- TASK DETAILS -
Search the data for the string "fortalecimiento" and extract every line where it appears.

- Data records -
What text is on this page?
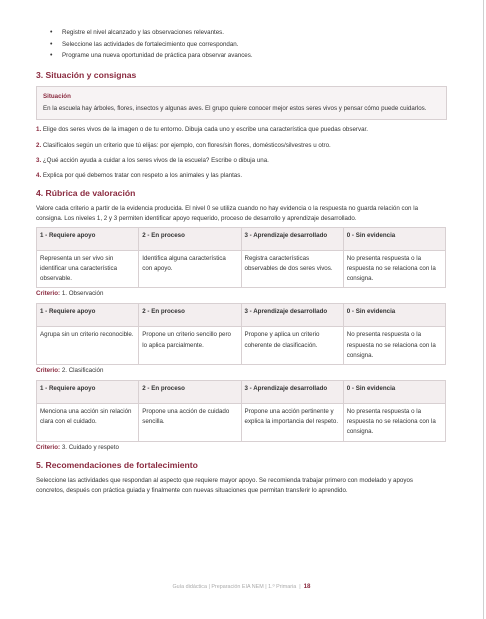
• Registre el nivel alcanzado y las observaciones relevantes.
• Seleccione las actividades de fortalecimiento que correspondan.
• Programe una nueva oportunidad de práctica para observar avances.
3. Situación y consignas
Situación
En la escuela hay árboles, flores, insectos y algunas aves. El grupo quiere conocer mejor estos seres vivos y pensar cómo puede cuidarlos.
1. Elige dos seres vivos de la imagen o de tu entorno. Dibuja cada uno y escribe una característica que puedas observar.
2. Clasifícalos según un criterio que tú elijas: por ejemplo, con flores/sin flores, domésticos/silvestres u otro.
3. ¿Qué acción ayuda a cuidar a los seres vivos de la escuela? Escribe o dibuja una.
4. Explica por qué debemos tratar con respeto a los animales y las plantas.
4. Rúbrica de valoración

Valore cada criterio a partir de la evidencia producida. El nivel 0 se utiliza cuando no hay evidencia o la respuesta no guarda relación con la consigna. Los niveles 1, 2 y 3 permiten identificar apoyo requerido, proceso de desarrollo y aprendizaje desarrollado.

1 - Requiere apoyo	2 - En proceso	3 - Aprendizaje desarrollado	0 - Sin evidencia
Representa un ser vivo sin identificar una característica observable.	Identifica alguna característica con apoyo.	Registra características observables de dos seres vivos.	No presenta respuesta o la respuesta no se relaciona con la consigna.
Criterio: 1. Observación
1 - Requiere apoyo	2 - En proceso	3 - Aprendizaje desarrollado	0 - Sin evidencia
Agrupa sin un criterio reconocible.	Propone un criterio sencillo pero lo aplica parcialmente.	Propone y aplica un criterio coherente de clasificación.	No presenta respuesta o la respuesta no se relaciona con la consigna.
Criterio: 2. Clasificación
1 - Requiere apoyo	2 - En proceso	3 - Aprendizaje desarrollado	0 - Sin evidencia
Menciona una acción sin relación clara con el cuidado.	Propone una acción de cuidado sencilla.	Propone una acción pertinente y explica la importancia del respeto.	No presenta respuesta o la respuesta no se relaciona con la consigna.
Criterio: 3. Cuidado y respeto
5. Recomendaciones de fortalecimiento

Seleccione las actividades que respondan al aspecto que requiere mayor apoyo. Se recomienda trabajar primero con modelado y apoyos concretos, después con práctica guiada y finalmente con nuevas situaciones que permitan transferir lo aprendido.

Guía didáctica | Preparación EIA NEM | 1.º Primaria | 18
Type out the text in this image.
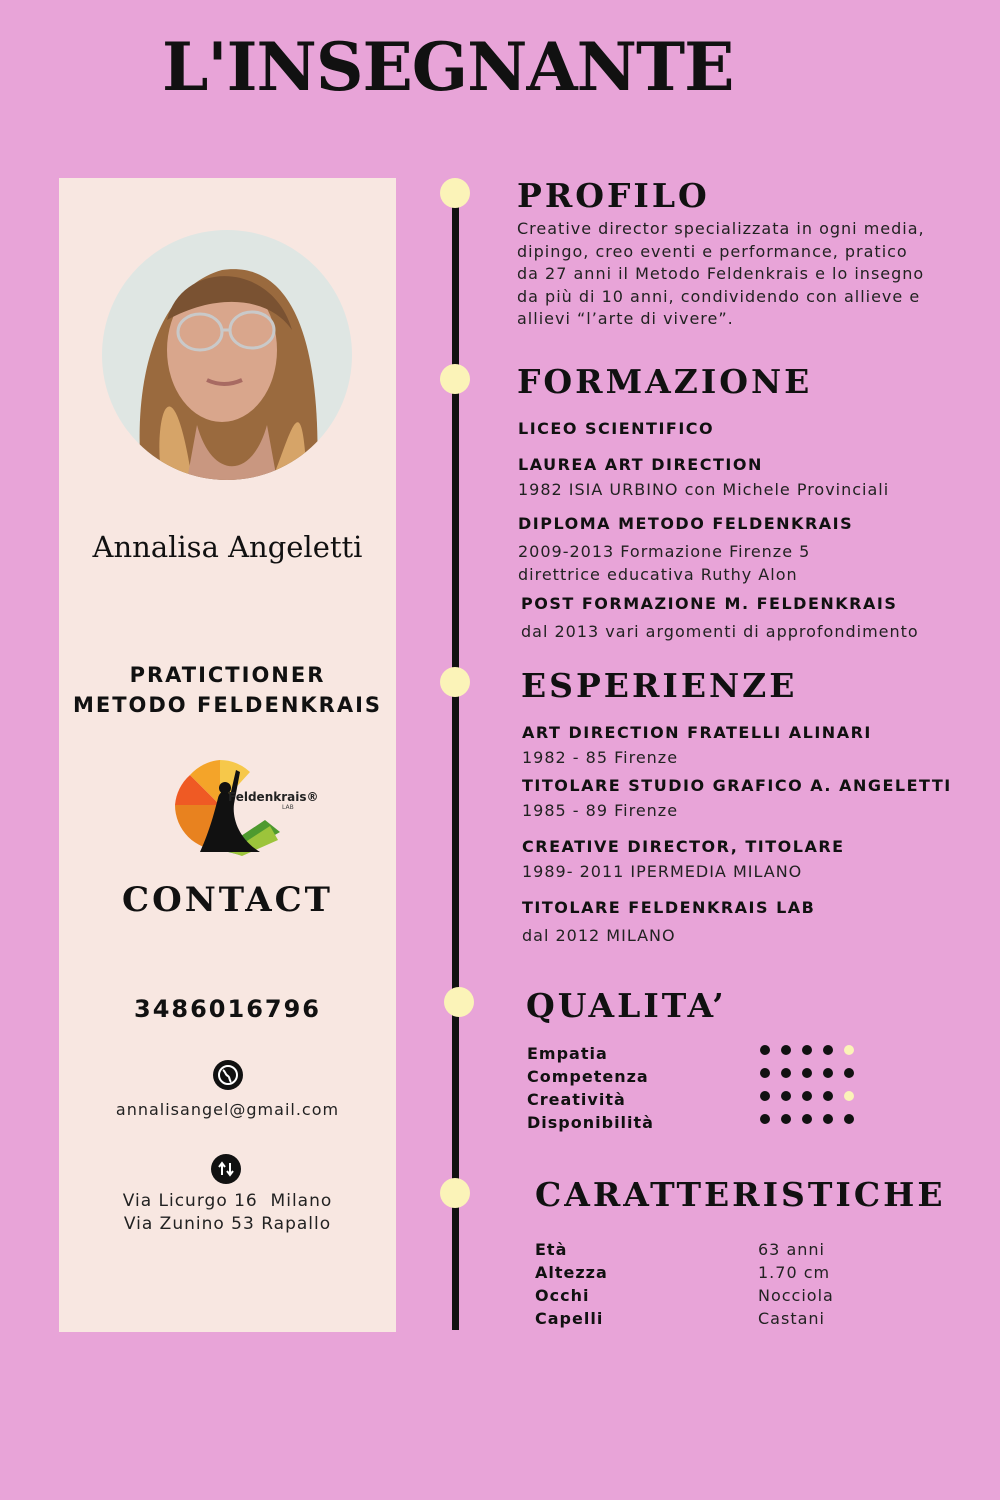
L'INSEGNANTE
Annalisa Angeletti
PRATICTIONER
METODO FELDENKRAIS
Feldenkrais®
LAB
CONTACT
3486016796
annalisangel@gmail.com
Via Licurgo 16  Milano
Via Zunino 53 Rapallo
PROFILO
Creative director specializzata in ogni media,
dipingo, creo eventi e performance, pratico
da 27 anni il Metodo Feldenkrais e lo insegno
da più di 10 anni, condividendo con allieve e
allievi “l’arte di vivere”.
FORMAZIONE
LICEO SCIENTIFICO
LAUREA ART DIRECTION
1982 ISIA URBINO con Michele Provinciali
DIPLOMA METODO FELDENKRAIS
2009-2013 Formazione Firenze 5
direttrice educativa Ruthy Alon
POST FORMAZIONE M. FELDENKRAIS
dal 2013 vari argomenti di approfondimento
ESPERIENZE
ART DIRECTION FRATELLI ALINARI
1982 - 85 Firenze
TITOLARE STUDIO GRAFICO A. ANGELETTI
1985 - 89 Firenze
CREATIVE DIRECTOR, TITOLARE
1989- 2011 IPERMEDIA MILANO
TITOLARE FELDENKRAIS LAB
dal 2012 MILANO
QUALITA’
Empatia
Competenza
Creatività
Disponibilità
CARATTERISTICHE
Età
Altezza
Occhi
Capelli
63 anni
1.70 cm
Nocciola
Castani
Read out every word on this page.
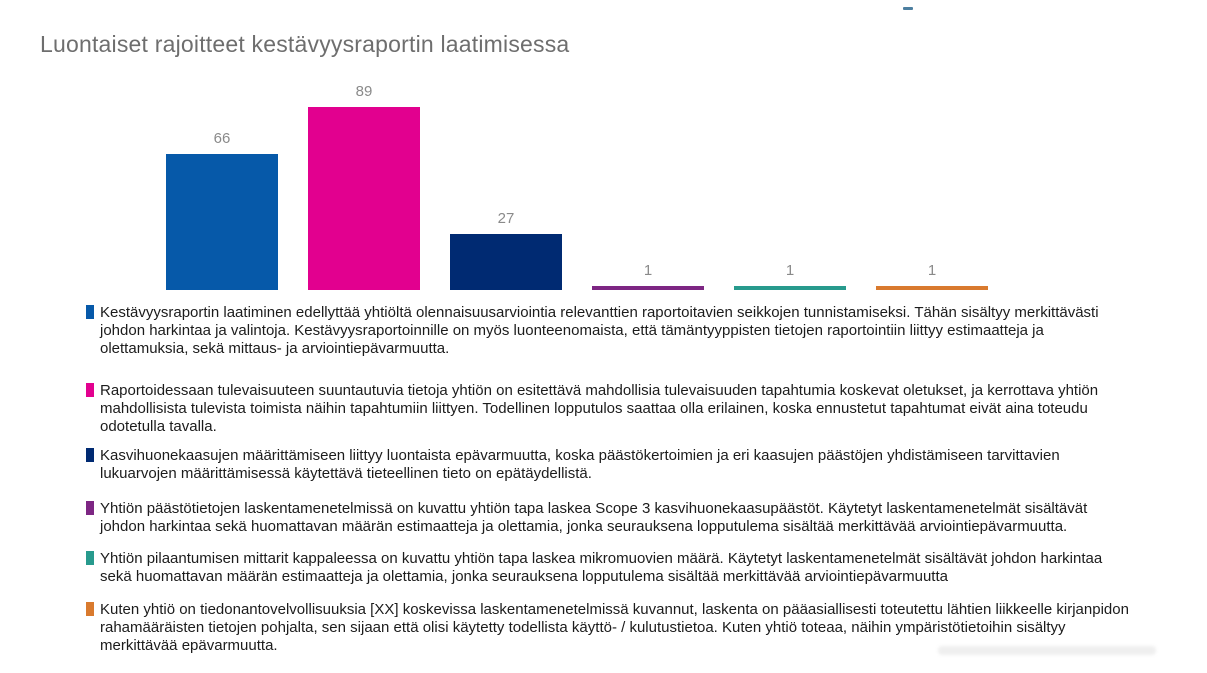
Luontaiset rajoitteet kestävyysraportin laatimisessa
66
89
27
1	1	1
Kestävyysraportin laatiminen edellyttää yhtiöltä olennaisuusarviointia relevanttien raportoitavien seikkojen tunnistamiseksi. Tähän sisältyy merkittävästi johdon harkintaa ja valintoja. Kestävyysraportoinnille on myös luonteenomaista, että tämäntyyppisten tietojen raportointiin liittyy estimaatteja ja olettamuksia, sekä mittaus- ja arviointiepävarmuutta.
Raportoidessaan tulevaisuuteen suuntautuvia tietoja yhtiön on esitettävä mahdollisia tulevaisuuden tapahtumia koskevat oletukset, ja kerrottava yhtiön mahdollisista tulevista toimista näihin tapahtumiin liittyen. Todellinen lopputulos saattaa olla erilainen, koska ennustetut tapahtumat eivät aina toteudu odotetulla tavalla.
Kasvihuonekaasujen määrittämiseen liittyy luontaista epävarmuutta, koska päästökertoimien ja eri kaasujen päästöjen yhdistämiseen tarvittavien lukuarvojen määrittämisessä käytettävä tieteellinen tieto on epätäydellistä.
Yhtiön päästötietojen laskentamenetelmissä on kuvattu yhtiön tapa laskea Scope 3 kasvihuonekaasupäästöt. Käytetyt laskentamenetelmät sisältävät johdon harkintaa sekä huomattavan määrän estimaatteja ja olettamia, jonka seurauksena lopputulema sisältää merkittävää arviointiepävarmuutta.
Yhtiön pilaantumisen mittarit kappaleessa on kuvattu yhtiön tapa laskea mikromuovien määrä. Käytetyt laskentamenetelmät sisältävät johdon harkintaa sekä huomattavan määrän estimaatteja ja olettamia, jonka seurauksena lopputulema sisältää merkittävää arviointiepävarmuutta
Kuten yhtiö on tiedonantovelvollisuuksia [XX] koskevissa laskentamenetelmissä kuvannut, laskenta on pääasiallisesti toteutettu lähtien liikkeelle kirjanpidon rahamääräisten tietojen pohjalta, sen sijaan että olisi käytetty todellista käyttö- / kulutustietoa. Kuten yhtiö toteaa, näihin ympäristötietoihin sisältyy merkittävää epävarmuutta.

- SOLVED EXERCISE -
• Seleccione las actividades de fortalecimiento que correspondan.
5. Recomendaciones de fortalecimiento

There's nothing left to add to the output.